* Begin Record excerpts *

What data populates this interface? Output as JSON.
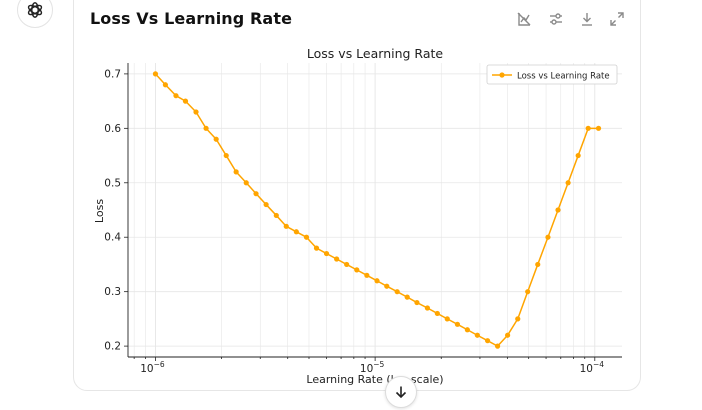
{
  "card": {
    "title": "Loss Vs Learning Rate",
    "tools": [
      "chart-interactive-toggle",
      "options",
      "download",
      "expand"
    ]
  },
  "colors": {
    "series": "#ffa500",
    "grid": "#e6e6e6",
    "axis": "#222222"
  },
  "chart_data": {
    "type": "line",
    "title": "Loss vs Learning Rate",
    "xlabel": "Learning Rate (log scale)",
    "ylabel": "Loss",
    "xscale": "log",
    "xlim": [
      7.5e-07,
      0.000133
    ],
    "ylim": [
      0.18,
      0.72
    ],
    "xticks": [
      {
        "value": 1e-06,
        "base": "10",
        "exp": "−6"
      },
      {
        "value": 1e-05,
        "base": "10",
        "exp": "−5"
      },
      {
        "value": 0.0001,
        "base": "10",
        "exp": "−4"
      }
    ],
    "yticks": [
      "0.2",
      "0.3",
      "0.4",
      "0.5",
      "0.6",
      "0.7"
    ],
    "grid": true,
    "legend_position": "top-right",
    "series": [
      {
        "name": "Loss vs Learning Rate",
        "color": "#ffa500",
        "x": [
          1e-06,
          1.11e-06,
          1.24e-06,
          1.37e-06,
          1.53e-06,
          1.7e-06,
          1.89e-06,
          2.1e-06,
          2.33e-06,
          2.59e-06,
          2.87e-06,
          3.19e-06,
          3.55e-06,
          3.94e-06,
          4.38e-06,
          4.87e-06,
          5.41e-06,
          6.01e-06,
          6.68e-06,
          7.42e-06,
          8.25e-06,
          9.17e-06,
          1.02e-05,
          1.13e-05,
          1.26e-05,
          1.4e-05,
          1.55e-05,
          1.73e-05,
          1.92e-05,
          2.13e-05,
          2.37e-05,
          2.63e-05,
          2.92e-05,
          3.25e-05,
          3.61e-05,
          4.01e-05,
          4.46e-05,
          4.95e-05,
          5.5e-05,
          6.12e-05,
          6.8e-05,
          7.56e-05,
          8.4e-05,
          9.33e-05,
          0.000104
        ],
        "y": [
          0.7,
          0.68,
          0.66,
          0.65,
          0.63,
          0.6,
          0.58,
          0.55,
          0.52,
          0.5,
          0.48,
          0.46,
          0.44,
          0.42,
          0.41,
          0.4,
          0.38,
          0.37,
          0.36,
          0.35,
          0.34,
          0.33,
          0.32,
          0.31,
          0.3,
          0.29,
          0.28,
          0.27,
          0.26,
          0.25,
          0.24,
          0.23,
          0.22,
          0.21,
          0.2,
          0.22,
          0.25,
          0.3,
          0.35,
          0.4,
          0.45,
          0.5,
          0.55,
          0.6,
          0.6
        ]
      }
    ]
  }
}
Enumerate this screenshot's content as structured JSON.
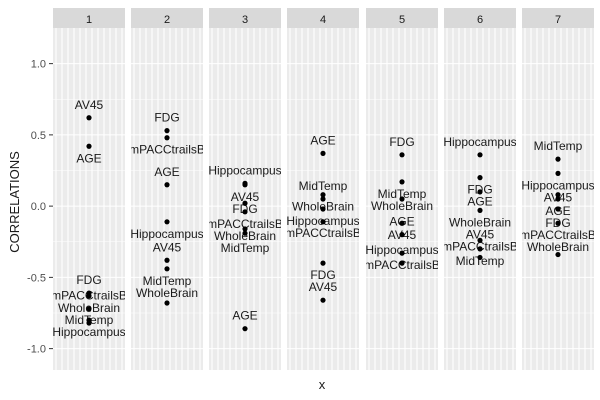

* End Record excerpts *

* What the exercise asks
Go through the listing above and quote it exactly, apart from its images.

* Completed task
What data populates this interface? Output as JSON.
{
  "card": {
    "title": "Loss Vs Learning Rate",
    "tools": [
      "chart-interactive-toggle",
      "options",
      "download",
      "expand"
    ]
  },
  "colors": {
    "series": "#ffa500",
    "grid": "#e6e6e6",
    "axis": "#222222"
  },
  "chart_data": {
    "type": "line",
    "title": "Loss vs Learning Rate",
    "xlabel": "Learning Rate (log scale)",
    "ylabel": "Loss",
    "xscale": "log",
    "xlim": [
      7.5e-07,
      0.000133
    ],
    "ylim": [
      0.18,
      0.72
    ],
    "xticks": [
      {
        "value": 1e-06,
        "base": "10",
        "exp": "−6"
      },
      {
        "value": 1e-05,
        "base": "10",
        "exp": "−5"
      },
      {
        "value": 0.0001,
        "base": "10",
        "exp": "−4"
      }
    ],
    "yticks": [
      "0.2",
      "0.3",
      "0.4",
      "0.5",
      "0.6",
      "0.7"
    ],
    "grid": true,
    "legend_position": "top-right",
    "series": [
      {
        "name": "Loss vs Learning Rate",
        "color": "#ffa500",
        "x": [
          1e-06,
          1.11e-06,
          1.24e-06,
          1.37e-06,
          1.53e-06,
          1.7e-06,
          1.89e-06,
          2.1e-06,
          2.33e-06,
          2.59e-06,
          2.87e-06,
          3.19e-06,
          3.55e-06,
          3.94e-06,
          4.38e-06,
          4.87e-06,
          5.41e-06,
          6.01e-06,
          6.68e-06,
          7.42e-06,
          8.25e-06,
          9.17e-06,
          1.02e-05,
          1.13e-05,
          1.26e-05,
          1.4e-05,
          1.55e-05,
          1.73e-05,
          1.92e-05,
          2.13e-05,
          2.37e-05,
          2.63e-05,
          2.92e-05,
          3.25e-05,
          3.61e-05,
          4.01e-05,
          4.46e-05,
          4.95e-05,
          5.5e-05,
          6.12e-05,
          6.8e-05,
          7.56e-05,
          8.4e-05,
          9.33e-05,
          0.000104
        ],
        "y": [
          0.7,
          0.68,
          0.66,
          0.65,
          0.63,
          0.6,
          0.58,
          0.55,
          0.52,
          0.5,
          0.48,
          0.46,
          0.44,
          0.42,
          0.41,
          0.4,
          0.38,
          0.37,
          0.36,
          0.35,
          0.34,
          0.33,
          0.32,
          0.31,
          0.3,
          0.29,
          0.28,
          0.27,
          0.26,
          0.25,
          0.24,
          0.23,
          0.22,
          0.21,
          0.2,
          0.22,
          0.25,
          0.3,
          0.35,
          0.4,
          0.45,
          0.5,
          0.55,
          0.6,
          0.6
        ]
      }
    ]
  }
}
Enumerate this screenshot's content as structured JSON.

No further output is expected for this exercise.